__WORK REQUIRED__: Retype each line of the material exactly, please, skipping any picture in it.

__DATA FOR THE TASK__:
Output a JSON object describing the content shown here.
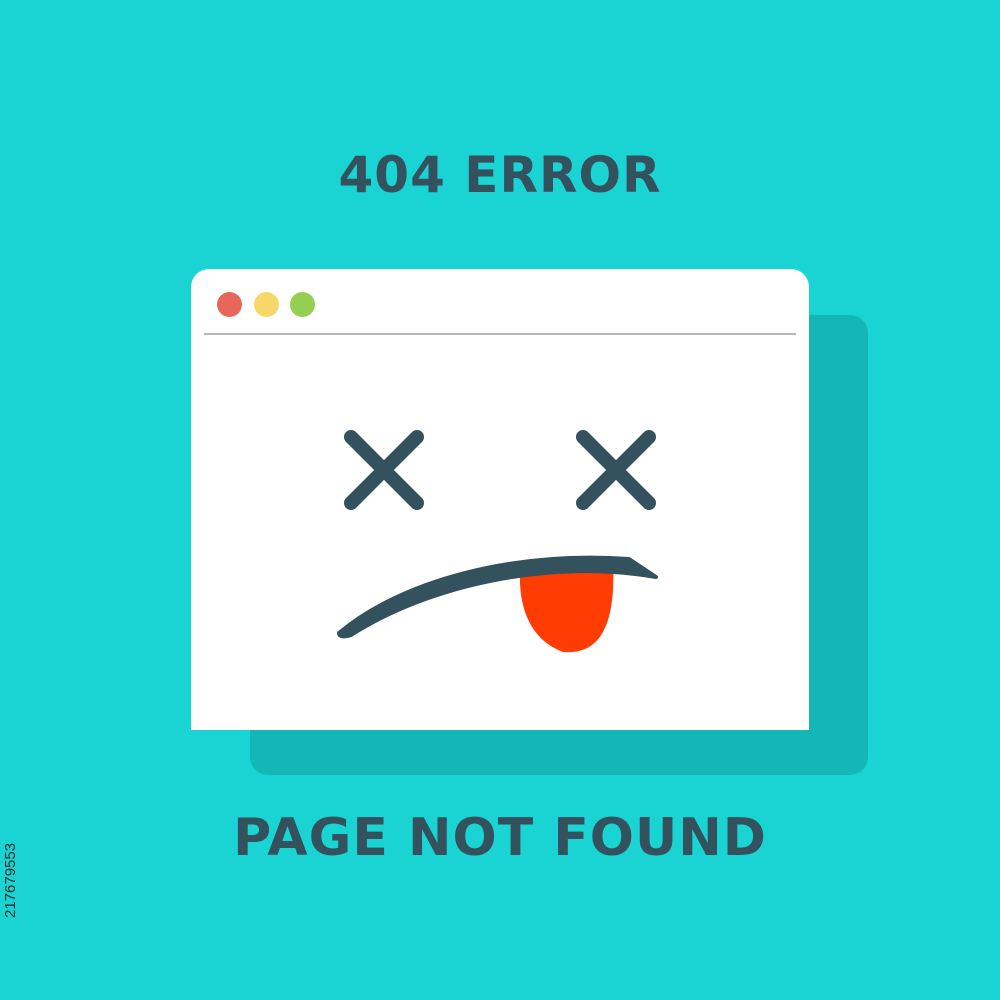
{
  "header": {
    "title": "404 ERROR"
  },
  "footer": {
    "message": "PAGE NOT FOUND"
  },
  "watermark": {
    "image_id": "217679553"
  },
  "window": {
    "controls": [
      {
        "name": "close-dot",
        "color": "#e8675a"
      },
      {
        "name": "minimize-dot",
        "color": "#f6d76a"
      },
      {
        "name": "maximize-dot",
        "color": "#94cf52"
      }
    ]
  },
  "illustration": {
    "face": "dead-face-tongue",
    "eye_color": "#34515e",
    "tongue_color": "#fe3c03"
  },
  "colors": {
    "background": "#19d4d2",
    "shadow": "#15b7b6",
    "window": "#ffffff",
    "text": "#34515e"
  }
}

__ANSWER BELOW__:
Output a JSON object describing the content shown here.
{
  "header": {
    "title": "404 ERROR"
  },
  "footer": {
    "message": "PAGE NOT FOUND"
  },
  "watermark": {
    "image_id": "217679553"
  },
  "window": {
    "controls": [
      {
        "name": "close-dot",
        "color": "#e8675a"
      },
      {
        "name": "minimize-dot",
        "color": "#f6d76a"
      },
      {
        "name": "maximize-dot",
        "color": "#94cf52"
      }
    ]
  },
  "illustration": {
    "face": "dead-face-tongue",
    "eye_color": "#34515e",
    "tongue_color": "#fe3c03"
  },
  "colors": {
    "background": "#19d4d2",
    "shadow": "#15b7b6",
    "window": "#ffffff",
    "text": "#34515e"
  }
}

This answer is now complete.